• **TASK INSTRUCTIONS**
Read the data and repeat it in full, exactly.

• **THE DATA**
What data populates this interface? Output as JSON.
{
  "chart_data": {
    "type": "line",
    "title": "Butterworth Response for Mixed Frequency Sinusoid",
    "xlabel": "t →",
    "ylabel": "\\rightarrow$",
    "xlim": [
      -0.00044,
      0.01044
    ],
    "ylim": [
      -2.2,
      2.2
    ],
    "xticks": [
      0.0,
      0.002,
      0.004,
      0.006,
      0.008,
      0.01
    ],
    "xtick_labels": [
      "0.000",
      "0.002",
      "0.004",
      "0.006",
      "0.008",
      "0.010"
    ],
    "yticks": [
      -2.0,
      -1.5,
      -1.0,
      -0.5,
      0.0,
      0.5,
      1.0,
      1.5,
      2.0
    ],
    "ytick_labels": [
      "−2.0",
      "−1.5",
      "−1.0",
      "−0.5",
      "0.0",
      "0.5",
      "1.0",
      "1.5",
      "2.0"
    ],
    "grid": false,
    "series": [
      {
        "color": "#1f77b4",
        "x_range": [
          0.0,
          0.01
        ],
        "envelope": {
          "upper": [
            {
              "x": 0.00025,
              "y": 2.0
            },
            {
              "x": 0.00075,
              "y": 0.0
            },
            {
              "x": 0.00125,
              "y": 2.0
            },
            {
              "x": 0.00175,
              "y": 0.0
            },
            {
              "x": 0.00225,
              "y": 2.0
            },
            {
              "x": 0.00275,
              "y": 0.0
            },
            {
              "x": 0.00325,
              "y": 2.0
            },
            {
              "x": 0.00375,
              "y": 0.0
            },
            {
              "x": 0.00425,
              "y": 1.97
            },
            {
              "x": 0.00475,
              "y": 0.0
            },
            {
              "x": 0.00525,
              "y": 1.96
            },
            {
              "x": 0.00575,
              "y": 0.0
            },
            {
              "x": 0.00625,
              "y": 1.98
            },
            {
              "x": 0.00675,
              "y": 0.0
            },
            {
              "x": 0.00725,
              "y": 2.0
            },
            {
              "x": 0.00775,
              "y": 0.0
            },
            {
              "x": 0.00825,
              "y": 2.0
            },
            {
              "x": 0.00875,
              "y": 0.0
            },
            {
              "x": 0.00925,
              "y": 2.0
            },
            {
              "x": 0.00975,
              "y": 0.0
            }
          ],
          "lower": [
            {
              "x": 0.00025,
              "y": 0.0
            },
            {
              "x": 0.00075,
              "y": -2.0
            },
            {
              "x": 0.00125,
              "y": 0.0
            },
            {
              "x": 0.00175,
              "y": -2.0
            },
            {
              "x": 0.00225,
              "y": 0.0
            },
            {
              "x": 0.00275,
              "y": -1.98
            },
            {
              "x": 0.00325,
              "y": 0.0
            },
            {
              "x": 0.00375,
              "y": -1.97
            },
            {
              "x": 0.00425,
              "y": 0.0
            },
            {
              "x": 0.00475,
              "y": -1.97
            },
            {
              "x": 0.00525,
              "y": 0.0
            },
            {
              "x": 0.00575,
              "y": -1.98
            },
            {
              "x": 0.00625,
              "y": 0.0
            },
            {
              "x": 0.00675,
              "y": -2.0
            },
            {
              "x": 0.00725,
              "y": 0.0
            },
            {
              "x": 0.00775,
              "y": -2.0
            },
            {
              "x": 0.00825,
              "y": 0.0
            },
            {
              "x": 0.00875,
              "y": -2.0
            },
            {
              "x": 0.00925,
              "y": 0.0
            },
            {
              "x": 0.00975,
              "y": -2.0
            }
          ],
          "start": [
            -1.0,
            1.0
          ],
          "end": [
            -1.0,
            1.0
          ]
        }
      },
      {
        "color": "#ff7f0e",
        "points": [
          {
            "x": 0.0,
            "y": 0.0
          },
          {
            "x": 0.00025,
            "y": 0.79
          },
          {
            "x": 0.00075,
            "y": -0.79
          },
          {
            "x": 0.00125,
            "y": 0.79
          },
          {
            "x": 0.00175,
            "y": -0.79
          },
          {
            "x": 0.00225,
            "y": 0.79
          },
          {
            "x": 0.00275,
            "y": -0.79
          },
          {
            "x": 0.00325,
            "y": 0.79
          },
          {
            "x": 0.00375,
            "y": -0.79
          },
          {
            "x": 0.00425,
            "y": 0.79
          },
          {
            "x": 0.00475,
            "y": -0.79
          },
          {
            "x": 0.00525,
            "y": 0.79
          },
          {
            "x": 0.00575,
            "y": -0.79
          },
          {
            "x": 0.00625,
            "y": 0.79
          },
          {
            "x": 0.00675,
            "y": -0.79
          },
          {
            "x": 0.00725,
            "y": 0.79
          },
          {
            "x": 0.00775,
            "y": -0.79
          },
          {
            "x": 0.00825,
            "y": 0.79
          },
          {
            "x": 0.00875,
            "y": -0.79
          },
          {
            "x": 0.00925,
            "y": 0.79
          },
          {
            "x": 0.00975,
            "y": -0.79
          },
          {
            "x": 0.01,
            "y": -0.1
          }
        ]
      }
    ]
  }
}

• **WRITTEN SOLUTION**
What data populates this interface? Output as JSON.
{
  "chart_data": {
    "type": "line",
    "title": "Butterworth Response for Mixed Frequency Sinusoid",
    "xlabel": "t →",
    "ylabel": "\\rightarrow$",
    "xlim": [
      -0.00044,
      0.01044
    ],
    "ylim": [
      -2.2,
      2.2
    ],
    "xticks": [
      0.0,
      0.002,
      0.004,
      0.006,
      0.008,
      0.01
    ],
    "xtick_labels": [
      "0.000",
      "0.002",
      "0.004",
      "0.006",
      "0.008",
      "0.010"
    ],
    "yticks": [
      -2.0,
      -1.5,
      -1.0,
      -0.5,
      0.0,
      0.5,
      1.0,
      1.5,
      2.0
    ],
    "ytick_labels": [
      "−2.0",
      "−1.5",
      "−1.0",
      "−0.5",
      "0.0",
      "0.5",
      "1.0",
      "1.5",
      "2.0"
    ],
    "grid": false,
    "series": [
      {
        "color": "#1f77b4",
        "x_range": [
          0.0,
          0.01
        ],
        "envelope": {
          "upper": [
            {
              "x": 0.00025,
              "y": 2.0
            },
            {
              "x": 0.00075,
              "y": 0.0
            },
            {
              "x": 0.00125,
              "y": 2.0
            },
            {
              "x": 0.00175,
              "y": 0.0
            },
            {
              "x": 0.00225,
              "y": 2.0
            },
            {
              "x": 0.00275,
              "y": 0.0
            },
            {
              "x": 0.00325,
              "y": 2.0
            },
            {
              "x": 0.00375,
              "y": 0.0
            },
            {
              "x": 0.00425,
              "y": 1.97
            },
            {
              "x": 0.00475,
              "y": 0.0
            },
            {
              "x": 0.00525,
              "y": 1.96
            },
            {
              "x": 0.00575,
              "y": 0.0
            },
            {
              "x": 0.00625,
              "y": 1.98
            },
            {
              "x": 0.00675,
              "y": 0.0
            },
            {
              "x": 0.00725,
              "y": 2.0
            },
            {
              "x": 0.00775,
              "y": 0.0
            },
            {
              "x": 0.00825,
              "y": 2.0
            },
            {
              "x": 0.00875,
              "y": 0.0
            },
            {
              "x": 0.00925,
              "y": 2.0
            },
            {
              "x": 0.00975,
              "y": 0.0
            }
          ],
          "lower": [
            {
              "x": 0.00025,
              "y": 0.0
            },
            {
              "x": 0.00075,
              "y": -2.0
            },
            {
              "x": 0.00125,
              "y": 0.0
            },
            {
              "x": 0.00175,
              "y": -2.0
            },
            {
              "x": 0.00225,
              "y": 0.0
            },
            {
              "x": 0.00275,
              "y": -1.98
            },
            {
              "x": 0.00325,
              "y": 0.0
            },
            {
              "x": 0.00375,
              "y": -1.97
            },
            {
              "x": 0.00425,
              "y": 0.0
            },
            {
              "x": 0.00475,
              "y": -1.97
            },
            {
              "x": 0.00525,
              "y": 0.0
            },
            {
              "x": 0.00575,
              "y": -1.98
            },
            {
              "x": 0.00625,
              "y": 0.0
            },
            {
              "x": 0.00675,
              "y": -2.0
            },
            {
              "x": 0.00725,
              "y": 0.0
            },
            {
              "x": 0.00775,
              "y": -2.0
            },
            {
              "x": 0.00825,
              "y": 0.0
            },
            {
              "x": 0.00875,
              "y": -2.0
            },
            {
              "x": 0.00925,
              "y": 0.0
            },
            {
              "x": 0.00975,
              "y": -2.0
            }
          ],
          "start": [
            -1.0,
            1.0
          ],
          "end": [
            -1.0,
            1.0
          ]
        }
      },
      {
        "color": "#ff7f0e",
        "points": [
          {
            "x": 0.0,
            "y": 0.0
          },
          {
            "x": 0.00025,
            "y": 0.79
          },
          {
            "x": 0.00075,
            "y": -0.79
          },
          {
            "x": 0.00125,
            "y": 0.79
          },
          {
            "x": 0.00175,
            "y": -0.79
          },
          {
            "x": 0.00225,
            "y": 0.79
          },
          {
            "x": 0.00275,
            "y": -0.79
          },
          {
            "x": 0.00325,
            "y": 0.79
          },
          {
            "x": 0.00375,
            "y": -0.79
          },
          {
            "x": 0.00425,
            "y": 0.79
          },
          {
            "x": 0.00475,
            "y": -0.79
          },
          {
            "x": 0.00525,
            "y": 0.79
          },
          {
            "x": 0.00575,
            "y": -0.79
          },
          {
            "x": 0.00625,
            "y": 0.79
          },
          {
            "x": 0.00675,
            "y": -0.79
          },
          {
            "x": 0.00725,
            "y": 0.79
          },
          {
            "x": 0.00775,
            "y": -0.79
          },
          {
            "x": 0.00825,
            "y": 0.79
          },
          {
            "x": 0.00875,
            "y": -0.79
          },
          {
            "x": 0.00925,
            "y": 0.79
          },
          {
            "x": 0.00975,
            "y": -0.79
          },
          {
            "x": 0.01,
            "y": -0.1
          }
        ]
      }
    ]
  }
}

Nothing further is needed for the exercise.